### Problem
Each line should be copied exactly.

________________

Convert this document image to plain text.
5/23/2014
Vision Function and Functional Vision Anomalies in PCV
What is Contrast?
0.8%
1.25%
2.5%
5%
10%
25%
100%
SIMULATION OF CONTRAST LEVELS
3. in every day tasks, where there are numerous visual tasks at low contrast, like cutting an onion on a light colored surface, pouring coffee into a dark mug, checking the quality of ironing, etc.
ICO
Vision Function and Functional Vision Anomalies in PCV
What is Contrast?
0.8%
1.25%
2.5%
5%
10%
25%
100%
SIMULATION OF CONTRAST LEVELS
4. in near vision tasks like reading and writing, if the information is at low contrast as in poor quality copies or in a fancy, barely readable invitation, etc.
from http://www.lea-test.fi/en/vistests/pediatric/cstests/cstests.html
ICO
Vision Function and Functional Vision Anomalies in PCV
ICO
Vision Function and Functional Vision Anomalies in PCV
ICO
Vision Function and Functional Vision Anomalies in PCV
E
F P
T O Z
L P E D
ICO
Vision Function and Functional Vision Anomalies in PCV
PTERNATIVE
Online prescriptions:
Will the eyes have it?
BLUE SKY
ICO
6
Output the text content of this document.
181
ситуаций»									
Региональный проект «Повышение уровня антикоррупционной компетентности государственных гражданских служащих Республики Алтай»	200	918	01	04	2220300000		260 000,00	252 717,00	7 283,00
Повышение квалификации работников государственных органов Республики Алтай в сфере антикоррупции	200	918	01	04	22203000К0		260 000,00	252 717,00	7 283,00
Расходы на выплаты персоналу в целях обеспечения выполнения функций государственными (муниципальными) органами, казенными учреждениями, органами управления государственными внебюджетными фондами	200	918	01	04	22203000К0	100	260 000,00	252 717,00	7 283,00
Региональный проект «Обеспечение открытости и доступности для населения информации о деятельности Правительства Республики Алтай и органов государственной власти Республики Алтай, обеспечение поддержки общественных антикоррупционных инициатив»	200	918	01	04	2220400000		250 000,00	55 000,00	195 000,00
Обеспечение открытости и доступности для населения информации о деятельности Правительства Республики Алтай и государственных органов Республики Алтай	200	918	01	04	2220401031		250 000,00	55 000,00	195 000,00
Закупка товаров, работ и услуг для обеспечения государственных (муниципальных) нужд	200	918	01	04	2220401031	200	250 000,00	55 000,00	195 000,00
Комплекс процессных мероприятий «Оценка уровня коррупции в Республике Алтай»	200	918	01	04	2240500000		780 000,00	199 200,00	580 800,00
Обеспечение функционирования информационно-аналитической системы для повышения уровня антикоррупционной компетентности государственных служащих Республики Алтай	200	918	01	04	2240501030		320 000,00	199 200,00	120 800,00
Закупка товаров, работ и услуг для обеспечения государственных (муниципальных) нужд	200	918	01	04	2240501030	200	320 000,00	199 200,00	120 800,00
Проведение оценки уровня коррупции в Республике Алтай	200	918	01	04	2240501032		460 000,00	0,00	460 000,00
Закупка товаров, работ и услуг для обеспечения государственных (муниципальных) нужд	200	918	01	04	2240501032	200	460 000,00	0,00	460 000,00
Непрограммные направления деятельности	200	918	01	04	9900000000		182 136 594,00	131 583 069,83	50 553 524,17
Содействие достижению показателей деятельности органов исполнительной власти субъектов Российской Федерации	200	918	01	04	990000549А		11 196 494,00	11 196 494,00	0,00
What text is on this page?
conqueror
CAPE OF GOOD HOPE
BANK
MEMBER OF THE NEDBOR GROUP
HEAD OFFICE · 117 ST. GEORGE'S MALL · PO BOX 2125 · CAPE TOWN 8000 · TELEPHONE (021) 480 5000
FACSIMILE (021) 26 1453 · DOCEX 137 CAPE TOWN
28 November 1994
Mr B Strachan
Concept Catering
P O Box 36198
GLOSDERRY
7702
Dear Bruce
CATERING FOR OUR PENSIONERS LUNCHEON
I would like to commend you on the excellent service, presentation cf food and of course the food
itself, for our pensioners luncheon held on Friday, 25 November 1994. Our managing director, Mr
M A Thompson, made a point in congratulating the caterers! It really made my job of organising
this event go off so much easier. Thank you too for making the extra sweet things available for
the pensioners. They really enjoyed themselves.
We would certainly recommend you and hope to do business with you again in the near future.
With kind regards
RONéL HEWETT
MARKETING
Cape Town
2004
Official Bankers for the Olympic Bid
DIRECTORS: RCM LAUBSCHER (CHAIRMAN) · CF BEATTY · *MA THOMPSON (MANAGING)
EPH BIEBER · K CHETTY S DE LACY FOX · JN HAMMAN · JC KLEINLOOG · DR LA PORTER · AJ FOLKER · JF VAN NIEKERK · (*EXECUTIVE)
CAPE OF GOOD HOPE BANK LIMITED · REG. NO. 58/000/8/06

________________

### Finished answer
Convert this document image to plain text.
5/23/2014
Vision Function and Functional Vision Anomalies in PCV
What is Contrast?
0.8%
1.25%
2.5%
5%
10%
25%
100%
SIMULATION OF CONTRAST LEVELS
3. in every day tasks, where there are numerous visual tasks at low contrast, like cutting an onion on a light colored surface, pouring coffee into a dark mug, checking the quality of ironing, etc.
ICO
Vision Function and Functional Vision Anomalies in PCV
What is Contrast?
0.8%
1.25%
2.5%
5%
10%
25%
100%
SIMULATION OF CONTRAST LEVELS
4. in near vision tasks like reading and writing, if the information is at low contrast as in poor quality copies or in a fancy, barely readable invitation, etc.
from http://www.lea-test.fi/en/vistests/pediatric/cstests/cstests.html
ICO
Vision Function and Functional Vision Anomalies in PCV
ICO
Vision Function and Functional Vision Anomalies in PCV
ICO
Vision Function and Functional Vision Anomalies in PCV
E
F P
T O Z
L P E D
ICO
Vision Function and Functional Vision Anomalies in PCV
PTERNATIVE
Online prescriptions:
Will the eyes have it?
BLUE SKY
ICO
6
Output the text content of this document.
181
ситуаций»									
Региональный проект «Повышение уровня антикоррупционной компетентности государственных гражданских служащих Республики Алтай»	200	918	01	04	2220300000		260 000,00	252 717,00	7 283,00
Повышение квалификации работников государственных органов Республики Алтай в сфере антикоррупции	200	918	01	04	22203000К0		260 000,00	252 717,00	7 283,00
Расходы на выплаты персоналу в целях обеспечения выполнения функций государственными (муниципальными) органами, казенными учреждениями, органами управления государственными внебюджетными фондами	200	918	01	04	22203000К0	100	260 000,00	252 717,00	7 283,00
Региональный проект «Обеспечение открытости и доступности для населения информации о деятельности Правительства Республики Алтай и органов государственной власти Республики Алтай, обеспечение поддержки общественных антикоррупционных инициатив»	200	918	01	04	2220400000		250 000,00	55 000,00	195 000,00
Обеспечение открытости и доступности для населения информации о деятельности Правительства Республики Алтай и государственных органов Республики Алтай	200	918	01	04	2220401031		250 000,00	55 000,00	195 000,00
Закупка товаров, работ и услуг для обеспечения государственных (муниципальных) нужд	200	918	01	04	2220401031	200	250 000,00	55 000,00	195 000,00
Комплекс процессных мероприятий «Оценка уровня коррупции в Республике Алтай»	200	918	01	04	2240500000		780 000,00	199 200,00	580 800,00
Обеспечение функционирования информационно-аналитической системы для повышения уровня антикоррупционной компетентности государственных служащих Республики Алтай	200	918	01	04	2240501030		320 000,00	199 200,00	120 800,00
Закупка товаров, работ и услуг для обеспечения государственных (муниципальных) нужд	200	918	01	04	2240501030	200	320 000,00	199 200,00	120 800,00
Проведение оценки уровня коррупции в Республике Алтай	200	918	01	04	2240501032		460 000,00	0,00	460 000,00
Закупка товаров, работ и услуг для обеспечения государственных (муниципальных) нужд	200	918	01	04	2240501032	200	460 000,00	0,00	460 000,00
Непрограммные направления деятельности	200	918	01	04	9900000000		182 136 594,00	131 583 069,83	50 553 524,17
Содействие достижению показателей деятельности органов исполнительной власти субъектов Российской Федерации	200	918	01	04	990000549А		11 196 494,00	11 196 494,00	0,00
What text is on this page?
conqueror
CAPE OF GOOD HOPE
BANK
MEMBER OF THE NEDBOR GROUP
HEAD OFFICE · 117 ST. GEORGE'S MALL · PO BOX 2125 · CAPE TOWN 8000 · TELEPHONE (021) 480 5000
FACSIMILE (021) 26 1453 · DOCEX 137 CAPE TOWN
28 November 1994
Mr B Strachan
Concept Catering
P O Box 36198
GLOSDERRY
7702
Dear Bruce
CATERING FOR OUR PENSIONERS LUNCHEON
I would like to commend you on the excellent service, presentation cf food and of course the food
itself, for our pensioners luncheon held on Friday, 25 November 1994. Our managing director, Mr
M A Thompson, made a point in congratulating the caterers! It really made my job of organising
this event go off so much easier. Thank you too for making the extra sweet things available for
the pensioners. They really enjoyed themselves.
We would certainly recommend you and hope to do business with you again in the near future.
With kind regards
RONéL HEWETT
MARKETING
Cape Town
2004
Official Bankers for the Olympic Bid
DIRECTORS: RCM LAUBSCHER (CHAIRMAN) · CF BEATTY · *MA THOMPSON (MANAGING)
EPH BIEBER · K CHETTY S DE LACY FOX · JN HAMMAN · JC KLEINLOOG · DR LA PORTER · AJ FOLKER · JF VAN NIEKERK · (*EXECUTIVE)
CAPE OF GOOD HOPE BANK LIMITED · REG. NO. 58/000/8/06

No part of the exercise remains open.